▶ **Provided records**
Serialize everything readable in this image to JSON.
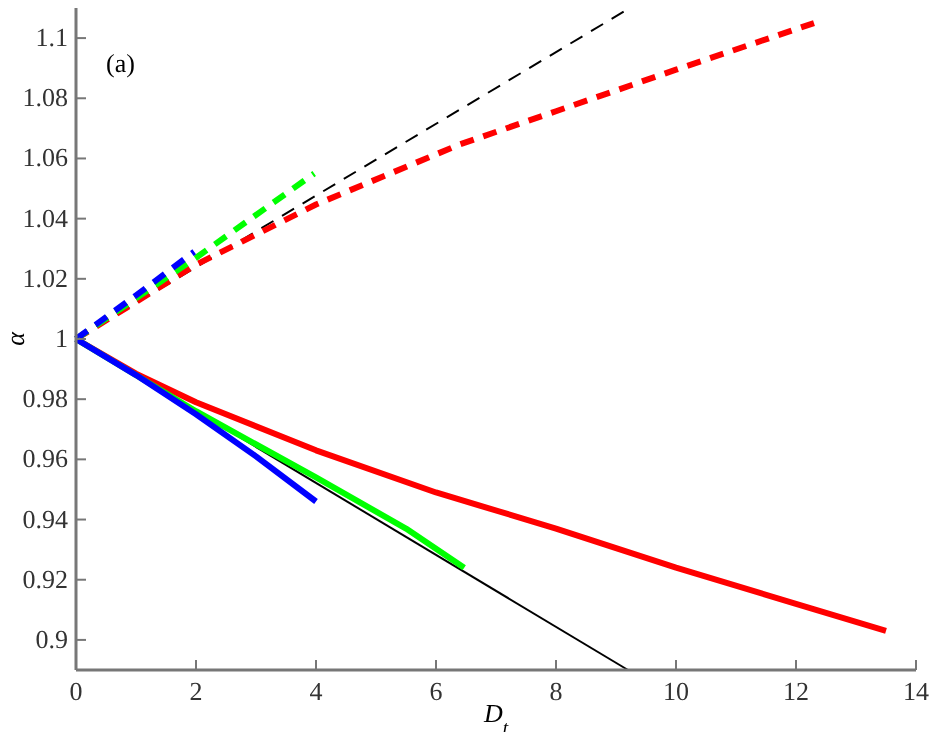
{
  "chart_data": {
    "type": "line",
    "xlabel": "D$_{t}$",
    "ylabel": "α",
    "annotations": [
      "(a)"
    ],
    "xlim": [
      0,
      14
    ],
    "ylim": [
      0.89,
      1.11
    ],
    "xticks": [
      0,
      2,
      4,
      6,
      8,
      10,
      12,
      14
    ],
    "yticks": [
      0.9,
      0.92,
      0.94,
      0.96,
      0.98,
      1,
      1.02,
      1.04,
      1.06,
      1.08,
      1.1
    ],
    "grid": false,
    "marker": "none",
    "series": [
      {
        "color": "#000000",
        "line_style": "dashed",
        "x": [
          0,
          9.23
        ],
        "values": [
          1,
          1.11
        ]
      },
      {
        "color": "#000000",
        "line_style": "solid",
        "x": [
          0,
          9.2
        ],
        "values": [
          1,
          0.89
        ]
      },
      {
        "color": "#ff0000",
        "line_style": "dashed",
        "x": [
          0,
          2,
          4,
          6.4,
          8,
          10,
          12.3
        ],
        "values": [
          1,
          1.0247,
          1.0447,
          1.0647,
          1.0757,
          1.0895,
          1.105
        ]
      },
      {
        "color": "#00ff00",
        "line_style": "dashed",
        "x": [
          0,
          2,
          3.97
        ],
        "values": [
          1,
          1.027,
          1.055
        ]
      },
      {
        "color": "#0000ff",
        "line_style": "dashed",
        "x": [
          0,
          1,
          1.97
        ],
        "values": [
          1,
          1.0145,
          1.029
        ]
      },
      {
        "color": "#ff0000",
        "line_style": "solid",
        "x": [
          0,
          1,
          2,
          4,
          6,
          8,
          10,
          12,
          13.5
        ],
        "values": [
          1,
          0.9885,
          0.979,
          0.963,
          0.949,
          0.937,
          0.924,
          0.912,
          0.903
        ]
      },
      {
        "color": "#00ff00",
        "line_style": "solid",
        "x": [
          0,
          2,
          4,
          5.5,
          6.47
        ],
        "values": [
          1,
          0.976,
          0.954,
          0.937,
          0.924
        ]
      },
      {
        "color": "#0000ff",
        "line_style": "solid",
        "x": [
          0,
          1,
          2,
          3,
          4
        ],
        "values": [
          1,
          0.988,
          0.975,
          0.961,
          0.946
        ]
      }
    ]
  }
}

▶ **Exercise goal**
Print out the whole of the material word for word, without pictures.

▶ **Answer for the task**
Serialize everything readable in this image to JSON.
{
  "chart_data": {
    "type": "line",
    "xlabel": "D$_{t}$",
    "ylabel": "α",
    "annotations": [
      "(a)"
    ],
    "xlim": [
      0,
      14
    ],
    "ylim": [
      0.89,
      1.11
    ],
    "xticks": [
      0,
      2,
      4,
      6,
      8,
      10,
      12,
      14
    ],
    "yticks": [
      0.9,
      0.92,
      0.94,
      0.96,
      0.98,
      1,
      1.02,
      1.04,
      1.06,
      1.08,
      1.1
    ],
    "grid": false,
    "marker": "none",
    "series": [
      {
        "color": "#000000",
        "line_style": "dashed",
        "x": [
          0,
          9.23
        ],
        "values": [
          1,
          1.11
        ]
      },
      {
        "color": "#000000",
        "line_style": "solid",
        "x": [
          0,
          9.2
        ],
        "values": [
          1,
          0.89
        ]
      },
      {
        "color": "#ff0000",
        "line_style": "dashed",
        "x": [
          0,
          2,
          4,
          6.4,
          8,
          10,
          12.3
        ],
        "values": [
          1,
          1.0247,
          1.0447,
          1.0647,
          1.0757,
          1.0895,
          1.105
        ]
      },
      {
        "color": "#00ff00",
        "line_style": "dashed",
        "x": [
          0,
          2,
          3.97
        ],
        "values": [
          1,
          1.027,
          1.055
        ]
      },
      {
        "color": "#0000ff",
        "line_style": "dashed",
        "x": [
          0,
          1,
          1.97
        ],
        "values": [
          1,
          1.0145,
          1.029
        ]
      },
      {
        "color": "#ff0000",
        "line_style": "solid",
        "x": [
          0,
          1,
          2,
          4,
          6,
          8,
          10,
          12,
          13.5
        ],
        "values": [
          1,
          0.9885,
          0.979,
          0.963,
          0.949,
          0.937,
          0.924,
          0.912,
          0.903
        ]
      },
      {
        "color": "#00ff00",
        "line_style": "solid",
        "x": [
          0,
          2,
          4,
          5.5,
          6.47
        ],
        "values": [
          1,
          0.976,
          0.954,
          0.937,
          0.924
        ]
      },
      {
        "color": "#0000ff",
        "line_style": "solid",
        "x": [
          0,
          1,
          2,
          3,
          4
        ],
        "values": [
          1,
          0.988,
          0.975,
          0.961,
          0.946
        ]
      }
    ]
  }
}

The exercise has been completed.